### Problem details
Extract the entries in their exact form.

-- BEGIN Entries --

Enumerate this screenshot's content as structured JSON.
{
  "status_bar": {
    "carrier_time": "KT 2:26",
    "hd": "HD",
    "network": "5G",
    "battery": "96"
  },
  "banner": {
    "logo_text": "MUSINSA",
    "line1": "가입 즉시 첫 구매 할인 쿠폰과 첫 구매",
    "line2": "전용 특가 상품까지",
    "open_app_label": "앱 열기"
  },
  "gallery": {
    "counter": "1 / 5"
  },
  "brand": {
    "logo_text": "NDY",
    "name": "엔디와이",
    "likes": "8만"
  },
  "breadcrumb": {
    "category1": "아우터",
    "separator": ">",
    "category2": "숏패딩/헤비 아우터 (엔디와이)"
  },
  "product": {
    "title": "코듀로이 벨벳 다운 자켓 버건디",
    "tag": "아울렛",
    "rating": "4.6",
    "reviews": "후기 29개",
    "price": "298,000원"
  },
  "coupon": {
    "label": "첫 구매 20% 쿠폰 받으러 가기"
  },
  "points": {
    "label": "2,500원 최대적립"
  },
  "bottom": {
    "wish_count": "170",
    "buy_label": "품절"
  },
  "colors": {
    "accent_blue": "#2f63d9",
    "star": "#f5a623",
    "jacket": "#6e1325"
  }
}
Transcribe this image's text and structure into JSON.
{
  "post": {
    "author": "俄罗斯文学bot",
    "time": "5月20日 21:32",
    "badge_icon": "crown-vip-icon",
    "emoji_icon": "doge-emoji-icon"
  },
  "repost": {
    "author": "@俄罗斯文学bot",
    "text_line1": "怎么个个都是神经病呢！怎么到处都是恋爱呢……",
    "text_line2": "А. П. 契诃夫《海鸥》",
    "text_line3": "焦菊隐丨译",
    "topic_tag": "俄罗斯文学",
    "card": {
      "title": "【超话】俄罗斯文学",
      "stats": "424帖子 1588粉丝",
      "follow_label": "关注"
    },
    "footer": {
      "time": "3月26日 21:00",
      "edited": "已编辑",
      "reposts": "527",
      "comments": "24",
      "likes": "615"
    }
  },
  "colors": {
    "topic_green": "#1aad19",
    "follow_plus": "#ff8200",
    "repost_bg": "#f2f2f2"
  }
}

-- END Entries --

### Written solution
Enumerate this screenshot's content as structured JSON.
{
  "status_bar": {
    "carrier_time": "KT 2:26",
    "hd": "HD",
    "network": "5G",
    "battery": "96"
  },
  "banner": {
    "logo_text": "MUSINSA",
    "line1": "가입 즉시 첫 구매 할인 쿠폰과 첫 구매",
    "line2": "전용 특가 상품까지",
    "open_app_label": "앱 열기"
  },
  "gallery": {
    "counter": "1 / 5"
  },
  "brand": {
    "logo_text": "NDY",
    "name": "엔디와이",
    "likes": "8만"
  },
  "breadcrumb": {
    "category1": "아우터",
    "separator": ">",
    "category2": "숏패딩/헤비 아우터 (엔디와이)"
  },
  "product": {
    "title": "코듀로이 벨벳 다운 자켓 버건디",
    "tag": "아울렛",
    "rating": "4.6",
    "reviews": "후기 29개",
    "price": "298,000원"
  },
  "coupon": {
    "label": "첫 구매 20% 쿠폰 받으러 가기"
  },
  "points": {
    "label": "2,500원 최대적립"
  },
  "bottom": {
    "wish_count": "170",
    "buy_label": "품절"
  },
  "colors": {
    "accent_blue": "#2f63d9",
    "star": "#f5a623",
    "jacket": "#6e1325"
  }
}
Transcribe this image's text and structure into JSON.
{
  "post": {
    "author": "俄罗斯文学bot",
    "time": "5月20日 21:32",
    "badge_icon": "crown-vip-icon",
    "emoji_icon": "doge-emoji-icon"
  },
  "repost": {
    "author": "@俄罗斯文学bot",
    "text_line1": "怎么个个都是神经病呢！怎么到处都是恋爱呢……",
    "text_line2": "А. П. 契诃夫《海鸥》",
    "text_line3": "焦菊隐丨译",
    "topic_tag": "俄罗斯文学",
    "card": {
      "title": "【超话】俄罗斯文学",
      "stats": "424帖子 1588粉丝",
      "follow_label": "关注"
    },
    "footer": {
      "time": "3月26日 21:00",
      "edited": "已编辑",
      "reposts": "527",
      "comments": "24",
      "likes": "615"
    }
  },
  "colors": {
    "topic_green": "#1aad19",
    "follow_plus": "#ff8200",
    "repost_bg": "#f2f2f2"
  }
}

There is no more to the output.